** Dataset **
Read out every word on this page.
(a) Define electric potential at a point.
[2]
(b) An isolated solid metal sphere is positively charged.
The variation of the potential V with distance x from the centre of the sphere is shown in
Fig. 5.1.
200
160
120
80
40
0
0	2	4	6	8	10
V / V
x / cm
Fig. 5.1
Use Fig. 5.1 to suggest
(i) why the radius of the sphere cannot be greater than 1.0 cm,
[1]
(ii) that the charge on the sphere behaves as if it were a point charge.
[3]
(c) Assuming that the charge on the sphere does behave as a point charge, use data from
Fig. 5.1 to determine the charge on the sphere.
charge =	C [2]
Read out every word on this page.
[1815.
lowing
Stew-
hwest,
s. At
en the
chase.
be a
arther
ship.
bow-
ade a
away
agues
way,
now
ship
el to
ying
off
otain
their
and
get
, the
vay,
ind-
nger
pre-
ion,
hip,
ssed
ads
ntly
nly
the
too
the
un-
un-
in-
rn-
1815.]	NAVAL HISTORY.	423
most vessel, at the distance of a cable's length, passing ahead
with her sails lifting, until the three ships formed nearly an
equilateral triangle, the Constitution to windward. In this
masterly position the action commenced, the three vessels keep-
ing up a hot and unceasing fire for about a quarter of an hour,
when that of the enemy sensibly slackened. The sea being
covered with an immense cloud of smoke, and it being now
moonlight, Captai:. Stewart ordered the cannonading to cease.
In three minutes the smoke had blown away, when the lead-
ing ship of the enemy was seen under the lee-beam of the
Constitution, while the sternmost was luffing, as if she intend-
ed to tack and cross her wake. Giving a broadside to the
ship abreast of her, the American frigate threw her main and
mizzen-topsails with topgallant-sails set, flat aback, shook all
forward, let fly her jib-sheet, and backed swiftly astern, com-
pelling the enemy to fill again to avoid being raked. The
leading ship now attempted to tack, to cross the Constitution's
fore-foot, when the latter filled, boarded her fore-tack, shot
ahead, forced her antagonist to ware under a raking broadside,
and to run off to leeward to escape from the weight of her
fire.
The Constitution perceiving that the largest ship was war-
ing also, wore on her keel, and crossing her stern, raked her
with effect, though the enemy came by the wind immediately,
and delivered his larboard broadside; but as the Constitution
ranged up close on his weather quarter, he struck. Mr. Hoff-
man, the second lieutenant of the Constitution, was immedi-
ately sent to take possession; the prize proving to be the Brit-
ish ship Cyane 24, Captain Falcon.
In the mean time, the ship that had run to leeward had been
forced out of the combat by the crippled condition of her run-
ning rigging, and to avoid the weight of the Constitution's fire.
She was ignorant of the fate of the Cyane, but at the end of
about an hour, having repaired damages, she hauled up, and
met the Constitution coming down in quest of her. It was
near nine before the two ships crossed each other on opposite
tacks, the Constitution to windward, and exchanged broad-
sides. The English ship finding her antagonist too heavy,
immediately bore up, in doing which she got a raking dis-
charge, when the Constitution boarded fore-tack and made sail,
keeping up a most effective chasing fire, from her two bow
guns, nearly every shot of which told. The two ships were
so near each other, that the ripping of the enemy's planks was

** Short problem **
Transcribe the material above in its entirety. Match it exactly.

** Response to this exercise **
Read out every word on this page.
(a) Define electric potential at a point.
[2]
(b) An isolated solid metal sphere is positively charged.
The variation of the potential V with distance x from the centre of the sphere is shown in
Fig. 5.1.
200
160
120
80
40
0
0	2	4	6	8	10
V / V
x / cm
Fig. 5.1
Use Fig. 5.1 to suggest
(i) why the radius of the sphere cannot be greater than 1.0 cm,
[1]
(ii) that the charge on the sphere behaves as if it were a point charge.
[3]
(c) Assuming that the charge on the sphere does behave as a point charge, use data from
Fig. 5.1 to determine the charge on the sphere.
charge =	C [2]
Read out every word on this page.
[1815.
lowing
Stew-
hwest,
s. At
en the
chase.
be a
arther
ship.
bow-
ade a
away
agues
way,
now
ship
el to
ying
off
otain
their
and
get
, the
vay,
ind-
nger
pre-
ion,
hip,
ssed
ads
ntly
nly
the
too
the
un-
un-
in-
rn-
1815.]	NAVAL HISTORY.	423
most vessel, at the distance of a cable's length, passing ahead
with her sails lifting, until the three ships formed nearly an
equilateral triangle, the Constitution to windward. In this
masterly position the action commenced, the three vessels keep-
ing up a hot and unceasing fire for about a quarter of an hour,
when that of the enemy sensibly slackened. The sea being
covered with an immense cloud of smoke, and it being now
moonlight, Captai:. Stewart ordered the cannonading to cease.
In three minutes the smoke had blown away, when the lead-
ing ship of the enemy was seen under the lee-beam of the
Constitution, while the sternmost was luffing, as if she intend-
ed to tack and cross her wake. Giving a broadside to the
ship abreast of her, the American frigate threw her main and
mizzen-topsails with topgallant-sails set, flat aback, shook all
forward, let fly her jib-sheet, and backed swiftly astern, com-
pelling the enemy to fill again to avoid being raked. The
leading ship now attempted to tack, to cross the Constitution's
fore-foot, when the latter filled, boarded her fore-tack, shot
ahead, forced her antagonist to ware under a raking broadside,
and to run off to leeward to escape from the weight of her
fire.
The Constitution perceiving that the largest ship was war-
ing also, wore on her keel, and crossing her stern, raked her
with effect, though the enemy came by the wind immediately,
and delivered his larboard broadside; but as the Constitution
ranged up close on his weather quarter, he struck. Mr. Hoff-
man, the second lieutenant of the Constitution, was immedi-
ately sent to take possession; the prize proving to be the Brit-
ish ship Cyane 24, Captain Falcon.
In the mean time, the ship that had run to leeward had been
forced out of the combat by the crippled condition of her run-
ning rigging, and to avoid the weight of the Constitution's fire.
She was ignorant of the fate of the Cyane, but at the end of
about an hour, having repaired damages, she hauled up, and
met the Constitution coming down in quest of her. It was
near nine before the two ships crossed each other on opposite
tacks, the Constitution to windward, and exchanged broad-
sides. The English ship finding her antagonist too heavy,
immediately bore up, in doing which she got a raking dis-
charge, when the Constitution boarded fore-tack and made sail,
keeping up a most effective chasing fire, from her two bow
guns, nearly every shot of which told. The two ships were
so near each other, that the ripping of the enemy's planks was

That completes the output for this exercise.